* [Objective] Report every line below that holds the word "течение".

——

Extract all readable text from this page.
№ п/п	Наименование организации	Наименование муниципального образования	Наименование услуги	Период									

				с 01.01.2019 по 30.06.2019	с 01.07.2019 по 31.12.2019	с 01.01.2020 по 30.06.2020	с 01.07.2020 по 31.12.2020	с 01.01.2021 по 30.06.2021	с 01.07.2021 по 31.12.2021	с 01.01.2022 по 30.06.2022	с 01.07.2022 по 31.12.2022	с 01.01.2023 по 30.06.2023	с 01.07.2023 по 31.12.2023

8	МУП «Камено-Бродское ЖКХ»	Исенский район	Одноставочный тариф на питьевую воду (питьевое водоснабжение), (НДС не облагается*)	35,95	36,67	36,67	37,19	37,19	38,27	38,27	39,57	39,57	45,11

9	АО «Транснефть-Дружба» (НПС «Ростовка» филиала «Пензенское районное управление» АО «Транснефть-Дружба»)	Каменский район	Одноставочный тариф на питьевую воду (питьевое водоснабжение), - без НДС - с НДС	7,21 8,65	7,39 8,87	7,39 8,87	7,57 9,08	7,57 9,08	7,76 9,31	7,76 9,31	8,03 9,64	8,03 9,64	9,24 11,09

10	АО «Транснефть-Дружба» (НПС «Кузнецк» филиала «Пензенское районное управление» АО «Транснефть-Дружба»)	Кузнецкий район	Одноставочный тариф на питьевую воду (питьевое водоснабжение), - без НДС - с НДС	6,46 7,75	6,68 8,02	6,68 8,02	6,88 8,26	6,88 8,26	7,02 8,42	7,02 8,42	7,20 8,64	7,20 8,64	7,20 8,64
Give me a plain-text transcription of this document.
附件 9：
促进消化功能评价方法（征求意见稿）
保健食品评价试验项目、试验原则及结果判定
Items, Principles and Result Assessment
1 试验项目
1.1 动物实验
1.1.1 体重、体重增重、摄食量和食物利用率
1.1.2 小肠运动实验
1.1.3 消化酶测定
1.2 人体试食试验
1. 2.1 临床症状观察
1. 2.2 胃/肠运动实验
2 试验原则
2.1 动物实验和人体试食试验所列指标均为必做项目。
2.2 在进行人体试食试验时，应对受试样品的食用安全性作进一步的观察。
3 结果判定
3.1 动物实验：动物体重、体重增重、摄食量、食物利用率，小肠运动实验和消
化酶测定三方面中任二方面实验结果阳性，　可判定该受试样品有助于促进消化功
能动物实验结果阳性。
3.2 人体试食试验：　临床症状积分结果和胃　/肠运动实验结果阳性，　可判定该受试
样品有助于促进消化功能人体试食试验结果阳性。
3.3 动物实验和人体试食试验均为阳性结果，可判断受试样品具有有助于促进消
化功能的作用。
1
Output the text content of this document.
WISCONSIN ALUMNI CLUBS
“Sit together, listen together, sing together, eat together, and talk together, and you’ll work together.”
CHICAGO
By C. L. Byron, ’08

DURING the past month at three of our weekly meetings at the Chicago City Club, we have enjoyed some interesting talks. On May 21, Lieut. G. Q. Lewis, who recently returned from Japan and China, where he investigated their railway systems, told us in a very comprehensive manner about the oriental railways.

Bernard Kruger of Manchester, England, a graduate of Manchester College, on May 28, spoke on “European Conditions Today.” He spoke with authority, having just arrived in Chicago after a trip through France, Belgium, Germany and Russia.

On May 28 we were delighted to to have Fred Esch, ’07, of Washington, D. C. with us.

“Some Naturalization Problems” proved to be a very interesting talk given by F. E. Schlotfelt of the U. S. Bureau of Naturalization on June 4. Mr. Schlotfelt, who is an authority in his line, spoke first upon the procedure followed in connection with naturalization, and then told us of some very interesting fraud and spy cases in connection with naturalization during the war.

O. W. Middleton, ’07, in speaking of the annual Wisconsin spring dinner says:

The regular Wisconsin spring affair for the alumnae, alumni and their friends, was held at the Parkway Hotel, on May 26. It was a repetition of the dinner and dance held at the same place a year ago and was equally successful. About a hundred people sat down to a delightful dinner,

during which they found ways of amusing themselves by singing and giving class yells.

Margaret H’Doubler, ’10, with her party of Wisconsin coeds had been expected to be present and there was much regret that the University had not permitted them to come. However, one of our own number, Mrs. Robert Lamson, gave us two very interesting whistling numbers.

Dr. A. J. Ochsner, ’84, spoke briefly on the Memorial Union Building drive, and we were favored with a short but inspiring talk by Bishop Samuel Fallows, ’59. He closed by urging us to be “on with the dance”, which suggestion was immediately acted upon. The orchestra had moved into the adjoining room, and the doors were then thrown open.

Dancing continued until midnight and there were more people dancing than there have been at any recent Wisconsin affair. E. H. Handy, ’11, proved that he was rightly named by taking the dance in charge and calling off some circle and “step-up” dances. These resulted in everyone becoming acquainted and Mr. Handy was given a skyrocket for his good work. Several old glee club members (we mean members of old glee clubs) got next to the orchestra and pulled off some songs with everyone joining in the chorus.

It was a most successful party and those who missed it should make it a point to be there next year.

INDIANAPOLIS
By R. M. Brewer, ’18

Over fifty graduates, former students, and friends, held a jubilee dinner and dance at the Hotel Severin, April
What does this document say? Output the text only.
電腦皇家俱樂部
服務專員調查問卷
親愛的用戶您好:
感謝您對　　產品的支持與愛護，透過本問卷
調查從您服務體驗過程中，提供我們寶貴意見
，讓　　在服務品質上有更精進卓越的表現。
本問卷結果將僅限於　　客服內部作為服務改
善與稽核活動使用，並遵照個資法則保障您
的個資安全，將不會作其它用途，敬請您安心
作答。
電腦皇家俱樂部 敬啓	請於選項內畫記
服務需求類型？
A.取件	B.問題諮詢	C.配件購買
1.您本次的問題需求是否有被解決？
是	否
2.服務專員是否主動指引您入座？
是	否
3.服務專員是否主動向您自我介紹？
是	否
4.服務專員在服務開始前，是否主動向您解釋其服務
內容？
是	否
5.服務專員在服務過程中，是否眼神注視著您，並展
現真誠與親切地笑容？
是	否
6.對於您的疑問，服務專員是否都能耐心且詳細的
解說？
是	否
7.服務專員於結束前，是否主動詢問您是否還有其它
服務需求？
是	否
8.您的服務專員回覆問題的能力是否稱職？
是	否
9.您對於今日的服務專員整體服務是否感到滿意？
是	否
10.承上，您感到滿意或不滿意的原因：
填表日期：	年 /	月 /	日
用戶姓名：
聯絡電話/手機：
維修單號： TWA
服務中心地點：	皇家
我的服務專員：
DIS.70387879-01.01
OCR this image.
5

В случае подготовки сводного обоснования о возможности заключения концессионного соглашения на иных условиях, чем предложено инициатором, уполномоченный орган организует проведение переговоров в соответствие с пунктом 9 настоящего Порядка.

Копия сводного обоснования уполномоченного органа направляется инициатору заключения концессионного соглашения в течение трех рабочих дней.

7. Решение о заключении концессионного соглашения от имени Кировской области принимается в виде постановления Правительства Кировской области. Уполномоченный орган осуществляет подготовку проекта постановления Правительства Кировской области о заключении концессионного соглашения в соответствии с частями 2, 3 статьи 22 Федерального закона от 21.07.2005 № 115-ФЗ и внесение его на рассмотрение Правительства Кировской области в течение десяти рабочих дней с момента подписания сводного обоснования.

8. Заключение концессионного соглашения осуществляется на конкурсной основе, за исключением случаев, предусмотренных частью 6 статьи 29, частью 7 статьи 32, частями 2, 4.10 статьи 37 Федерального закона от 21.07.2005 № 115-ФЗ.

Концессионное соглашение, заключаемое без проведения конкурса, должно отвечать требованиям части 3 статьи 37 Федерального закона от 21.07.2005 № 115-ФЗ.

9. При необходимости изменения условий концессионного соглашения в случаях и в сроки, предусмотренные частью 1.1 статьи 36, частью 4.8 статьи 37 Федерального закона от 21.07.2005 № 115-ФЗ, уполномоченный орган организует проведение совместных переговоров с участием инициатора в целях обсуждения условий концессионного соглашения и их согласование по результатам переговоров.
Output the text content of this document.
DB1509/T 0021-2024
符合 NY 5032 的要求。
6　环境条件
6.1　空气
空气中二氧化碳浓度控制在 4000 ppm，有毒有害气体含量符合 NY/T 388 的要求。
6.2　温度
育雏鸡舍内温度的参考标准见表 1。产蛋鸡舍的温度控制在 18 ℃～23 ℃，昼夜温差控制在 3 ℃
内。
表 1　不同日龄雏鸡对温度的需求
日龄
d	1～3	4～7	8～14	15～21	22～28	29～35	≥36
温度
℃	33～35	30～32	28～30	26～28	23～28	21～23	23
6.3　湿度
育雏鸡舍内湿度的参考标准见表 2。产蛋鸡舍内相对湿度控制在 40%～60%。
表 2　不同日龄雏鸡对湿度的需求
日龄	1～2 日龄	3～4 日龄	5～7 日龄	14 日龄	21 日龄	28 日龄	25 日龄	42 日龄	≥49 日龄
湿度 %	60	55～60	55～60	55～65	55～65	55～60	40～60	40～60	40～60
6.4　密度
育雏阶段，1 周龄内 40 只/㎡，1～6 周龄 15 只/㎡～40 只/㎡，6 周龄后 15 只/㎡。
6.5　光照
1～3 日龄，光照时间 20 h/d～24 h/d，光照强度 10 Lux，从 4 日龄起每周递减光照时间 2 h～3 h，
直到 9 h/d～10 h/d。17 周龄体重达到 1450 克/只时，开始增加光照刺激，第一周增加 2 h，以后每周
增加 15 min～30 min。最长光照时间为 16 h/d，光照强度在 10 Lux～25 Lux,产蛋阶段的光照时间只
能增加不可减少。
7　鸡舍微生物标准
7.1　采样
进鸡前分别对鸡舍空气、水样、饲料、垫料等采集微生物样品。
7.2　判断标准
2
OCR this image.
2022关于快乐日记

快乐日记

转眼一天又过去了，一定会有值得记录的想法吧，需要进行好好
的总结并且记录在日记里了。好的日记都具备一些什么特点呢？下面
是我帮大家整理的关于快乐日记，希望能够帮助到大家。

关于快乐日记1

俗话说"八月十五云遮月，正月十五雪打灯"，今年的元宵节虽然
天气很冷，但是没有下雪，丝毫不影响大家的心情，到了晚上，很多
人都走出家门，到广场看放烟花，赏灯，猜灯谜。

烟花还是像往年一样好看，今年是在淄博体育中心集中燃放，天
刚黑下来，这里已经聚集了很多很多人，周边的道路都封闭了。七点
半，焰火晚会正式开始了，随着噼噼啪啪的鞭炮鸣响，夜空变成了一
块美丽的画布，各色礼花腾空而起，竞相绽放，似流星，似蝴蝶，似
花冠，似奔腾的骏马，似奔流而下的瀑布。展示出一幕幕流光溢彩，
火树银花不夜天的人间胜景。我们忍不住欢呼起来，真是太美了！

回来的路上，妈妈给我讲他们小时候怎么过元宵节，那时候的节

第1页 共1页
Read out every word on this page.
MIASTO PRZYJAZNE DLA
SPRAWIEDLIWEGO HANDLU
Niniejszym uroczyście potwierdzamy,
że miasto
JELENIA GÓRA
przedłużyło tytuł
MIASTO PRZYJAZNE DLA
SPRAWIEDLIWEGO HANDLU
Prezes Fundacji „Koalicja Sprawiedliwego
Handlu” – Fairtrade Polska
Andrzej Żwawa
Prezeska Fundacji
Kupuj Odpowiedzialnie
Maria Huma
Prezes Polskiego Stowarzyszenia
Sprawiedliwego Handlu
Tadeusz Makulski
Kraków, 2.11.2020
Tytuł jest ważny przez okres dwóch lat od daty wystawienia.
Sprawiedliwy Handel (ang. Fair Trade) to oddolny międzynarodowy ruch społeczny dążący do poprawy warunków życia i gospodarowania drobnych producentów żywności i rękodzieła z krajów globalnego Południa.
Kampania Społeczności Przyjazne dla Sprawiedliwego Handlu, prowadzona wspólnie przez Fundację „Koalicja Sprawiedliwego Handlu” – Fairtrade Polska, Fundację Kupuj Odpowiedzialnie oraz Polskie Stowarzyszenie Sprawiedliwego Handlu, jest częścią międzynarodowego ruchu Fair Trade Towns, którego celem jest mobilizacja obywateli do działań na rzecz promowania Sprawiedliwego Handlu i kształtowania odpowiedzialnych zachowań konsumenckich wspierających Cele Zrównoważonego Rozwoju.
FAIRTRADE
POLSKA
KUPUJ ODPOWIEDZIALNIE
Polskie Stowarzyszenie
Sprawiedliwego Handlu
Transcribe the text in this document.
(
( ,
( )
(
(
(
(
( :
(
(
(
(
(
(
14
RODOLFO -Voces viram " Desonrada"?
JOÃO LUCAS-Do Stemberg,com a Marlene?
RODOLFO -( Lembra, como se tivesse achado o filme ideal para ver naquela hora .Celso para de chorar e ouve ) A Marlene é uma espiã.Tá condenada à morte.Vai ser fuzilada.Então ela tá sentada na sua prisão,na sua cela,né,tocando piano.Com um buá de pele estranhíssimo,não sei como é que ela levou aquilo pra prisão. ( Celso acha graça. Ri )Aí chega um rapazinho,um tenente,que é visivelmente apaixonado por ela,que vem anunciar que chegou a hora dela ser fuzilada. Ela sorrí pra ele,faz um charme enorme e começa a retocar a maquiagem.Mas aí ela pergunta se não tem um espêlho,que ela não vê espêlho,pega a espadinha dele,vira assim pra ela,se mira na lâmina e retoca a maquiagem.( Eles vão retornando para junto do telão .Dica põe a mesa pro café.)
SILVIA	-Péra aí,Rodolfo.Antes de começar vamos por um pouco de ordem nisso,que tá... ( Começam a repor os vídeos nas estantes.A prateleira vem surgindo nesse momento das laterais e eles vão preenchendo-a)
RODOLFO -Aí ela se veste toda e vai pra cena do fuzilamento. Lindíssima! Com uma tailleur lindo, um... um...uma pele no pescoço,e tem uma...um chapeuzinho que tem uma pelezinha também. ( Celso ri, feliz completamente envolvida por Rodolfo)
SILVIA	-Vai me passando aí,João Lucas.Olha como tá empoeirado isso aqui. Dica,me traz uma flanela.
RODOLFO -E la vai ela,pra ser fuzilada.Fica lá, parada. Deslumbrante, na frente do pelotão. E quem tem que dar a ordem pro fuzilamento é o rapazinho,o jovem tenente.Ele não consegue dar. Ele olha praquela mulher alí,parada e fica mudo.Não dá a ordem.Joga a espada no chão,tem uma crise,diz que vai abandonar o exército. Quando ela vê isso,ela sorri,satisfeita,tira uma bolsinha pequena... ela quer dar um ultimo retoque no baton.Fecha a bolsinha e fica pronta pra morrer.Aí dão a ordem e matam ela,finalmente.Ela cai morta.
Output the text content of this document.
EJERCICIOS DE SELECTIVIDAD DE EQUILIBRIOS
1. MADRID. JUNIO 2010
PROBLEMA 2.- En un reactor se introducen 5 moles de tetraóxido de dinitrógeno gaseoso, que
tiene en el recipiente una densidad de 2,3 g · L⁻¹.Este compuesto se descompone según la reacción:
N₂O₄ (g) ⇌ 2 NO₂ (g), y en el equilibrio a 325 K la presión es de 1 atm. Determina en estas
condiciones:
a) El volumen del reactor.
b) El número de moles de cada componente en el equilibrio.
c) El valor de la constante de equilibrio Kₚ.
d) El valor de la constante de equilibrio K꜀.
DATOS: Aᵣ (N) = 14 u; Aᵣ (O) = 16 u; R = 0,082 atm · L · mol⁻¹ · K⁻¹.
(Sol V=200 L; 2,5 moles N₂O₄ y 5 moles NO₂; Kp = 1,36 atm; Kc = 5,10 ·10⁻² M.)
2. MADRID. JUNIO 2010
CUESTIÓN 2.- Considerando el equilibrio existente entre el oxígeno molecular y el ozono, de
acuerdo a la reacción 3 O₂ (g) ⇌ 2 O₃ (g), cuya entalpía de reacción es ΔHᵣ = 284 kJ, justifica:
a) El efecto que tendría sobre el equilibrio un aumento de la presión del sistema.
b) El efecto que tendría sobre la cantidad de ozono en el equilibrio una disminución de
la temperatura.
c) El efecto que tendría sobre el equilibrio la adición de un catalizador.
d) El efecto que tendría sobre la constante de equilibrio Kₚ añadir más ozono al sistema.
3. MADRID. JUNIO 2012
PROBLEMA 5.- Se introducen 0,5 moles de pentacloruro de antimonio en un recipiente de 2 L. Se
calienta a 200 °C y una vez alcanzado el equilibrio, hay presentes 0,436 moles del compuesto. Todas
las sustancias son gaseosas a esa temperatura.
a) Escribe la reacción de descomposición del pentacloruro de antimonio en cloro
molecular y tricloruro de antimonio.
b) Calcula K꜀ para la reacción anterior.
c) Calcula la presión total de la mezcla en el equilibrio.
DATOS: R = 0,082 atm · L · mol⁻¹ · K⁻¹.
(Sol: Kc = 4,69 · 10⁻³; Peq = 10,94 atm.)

——

* [The response]
Копия сводного обоснования уполномоченного органа направляется инициатору заключения концессионного соглашения в течение трех рабочих дней.
7. Решение о заключении концессионного соглашения от имени Кировской области принимается в виде постановления Правительства Кировской области. Уполномоченный орган осуществляет подготовку проекта постановления Правительства Кировской области о заключении концессионного соглашения в соответствии с частями 2, 3 статьи 22 Федерального закона от 21.07.2005 № 115-ФЗ и внесение его на рассмотрение Правительства Кировской области в течение десяти рабочих дней с момента подписания сводного обоснования.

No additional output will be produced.